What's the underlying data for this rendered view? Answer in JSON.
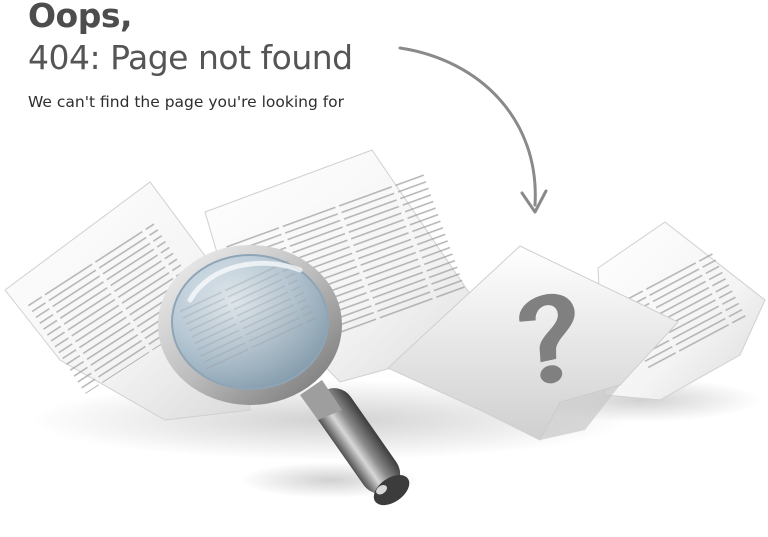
{
  "headline": "Oops,",
  "subhead": "404: Page not found",
  "message": "We can't find the page you're looking for",
  "colors": {
    "heading": "#4d4d4d",
    "arrow": "#8a8a8a",
    "question_mark": "#808080",
    "lens": "#a9c3d6",
    "paper": "#f7f7f7"
  },
  "icons": {
    "arrow": "curved-arrow-icon",
    "magnifier": "magnifying-glass-icon",
    "question": "question-mark-icon"
  }
}
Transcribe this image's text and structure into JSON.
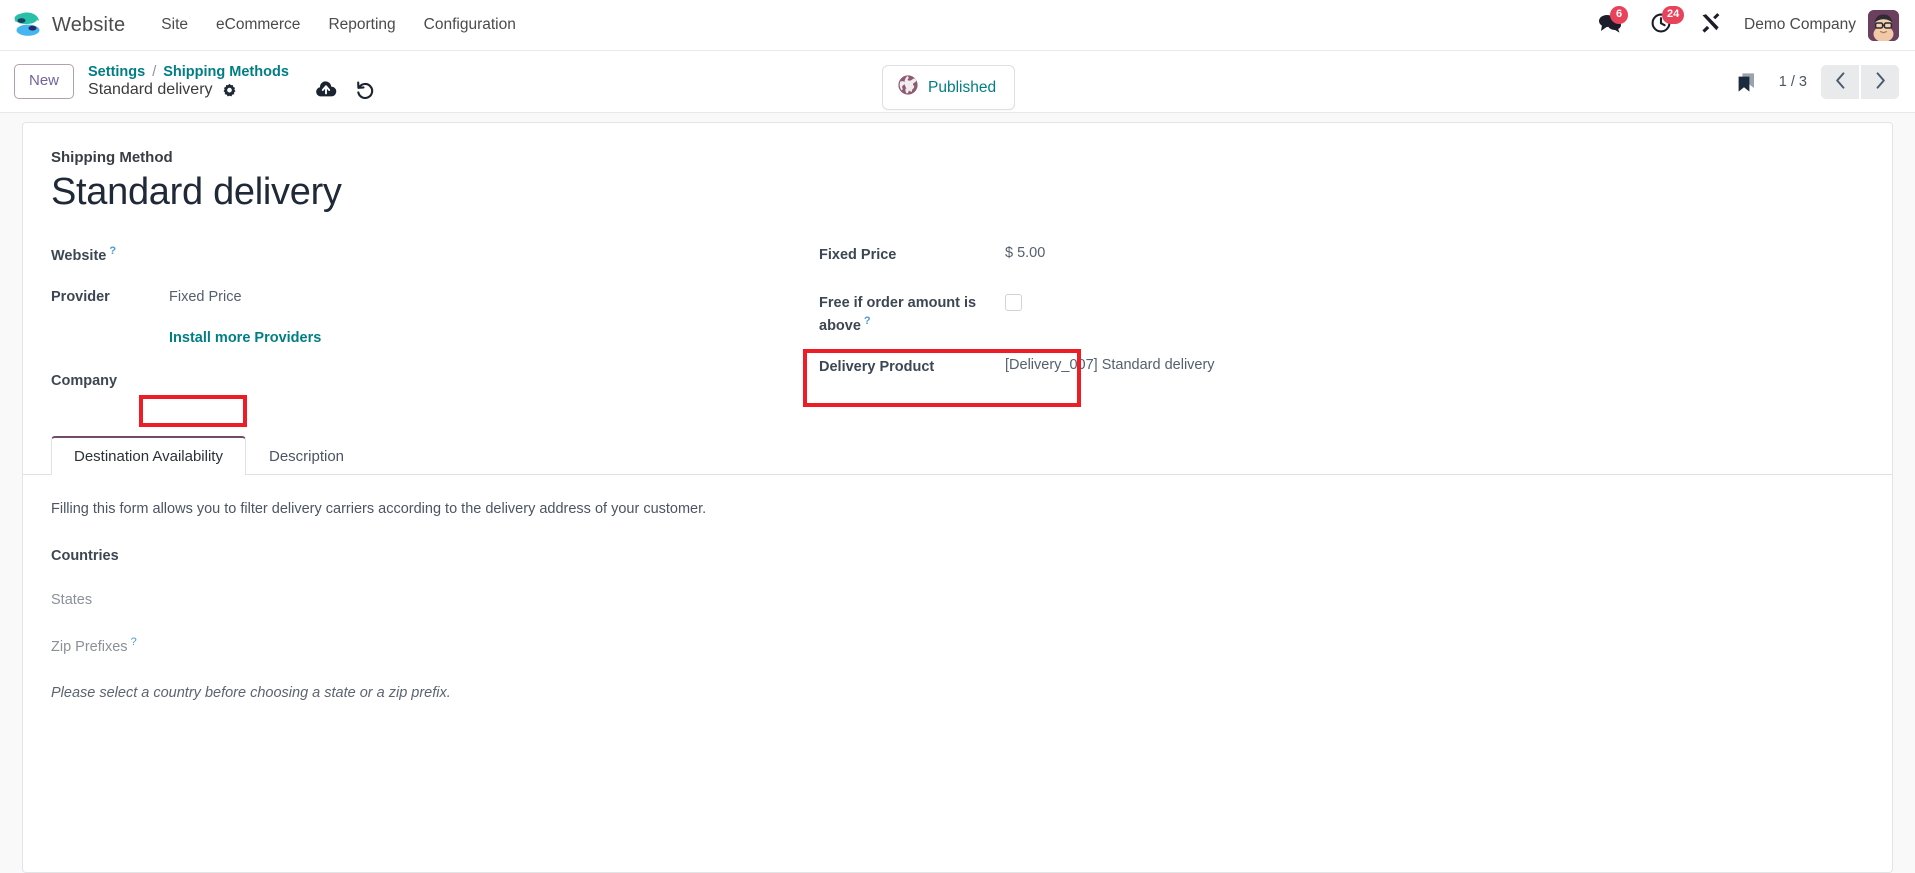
{
  "navbar": {
    "brand": "Website",
    "logo_icon": "odoo-website-logo-icon",
    "menu": [
      {
        "label": "Site"
      },
      {
        "label": "eCommerce"
      },
      {
        "label": "Reporting"
      },
      {
        "label": "Configuration"
      }
    ],
    "messages": {
      "icon": "chat-bubbles-icon",
      "count": "6"
    },
    "activities": {
      "icon": "clock-icon",
      "count": "24"
    },
    "debug": {
      "icon": "tools-wrench-icon"
    },
    "company": "Demo Company",
    "avatar_icon": "user-avatar-icon"
  },
  "control_panel": {
    "new_button": "New",
    "breadcrumb": {
      "root": "Settings",
      "separator": "/",
      "parent": "Shipping Methods",
      "current": "Standard delivery",
      "gear_icon": "gear-icon"
    },
    "save_icon": "cloud-upload-icon",
    "discard_icon": "undo-icon",
    "published": {
      "label": "Published",
      "icon": "globe-icon"
    },
    "bookmark_icon": "bookmark-icon",
    "pager": {
      "count": "1 / 3",
      "prev_icon": "chevron-left-icon",
      "next_icon": "chevron-right-icon"
    }
  },
  "form": {
    "subtitle": "Shipping Method",
    "title": "Standard delivery",
    "left_fields": {
      "website_label": "Website",
      "website_value": "",
      "provider_label": "Provider",
      "provider_value": "Fixed Price",
      "install_link": "Install more Providers",
      "company_label": "Company",
      "company_value": ""
    },
    "right_fields": {
      "fixed_price_label": "Fixed Price",
      "fixed_price_value": "$  5.00",
      "free_above_label": "Free if order amount is above",
      "free_above_checked": false,
      "delivery_product_label": "Delivery Product",
      "delivery_product_value": "[Delivery_007] Standard delivery"
    },
    "help_marker": "?"
  },
  "notebook": {
    "tabs": [
      {
        "label": "Destination Availability",
        "active": true
      },
      {
        "label": "Description",
        "active": false
      }
    ],
    "panel": {
      "intro": "Filling this form allows you to filter delivery carriers according to the delivery address of your customer.",
      "countries_label": "Countries",
      "countries_value": "",
      "states_label": "States",
      "states_value": "",
      "zip_label": "Zip Prefixes",
      "zip_value": "",
      "note": "Please select a country before choosing a state or a zip prefix."
    }
  },
  "annotations": {
    "provider_highlight": "red-rectangle-provider",
    "fixed_price_highlight": "red-rectangle-fixed-price",
    "color": "#ee1c25"
  }
}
····················
Filter lines by "this" and return each hit.

• _WRITTEN ANSWER_
What's the underlying data for this rendered view? Answer in JSON.
Transcribe this image's text and structure into JSON.
      "intro": "Filling this form allows you to filter delivery carriers according to the delivery address of your customer.",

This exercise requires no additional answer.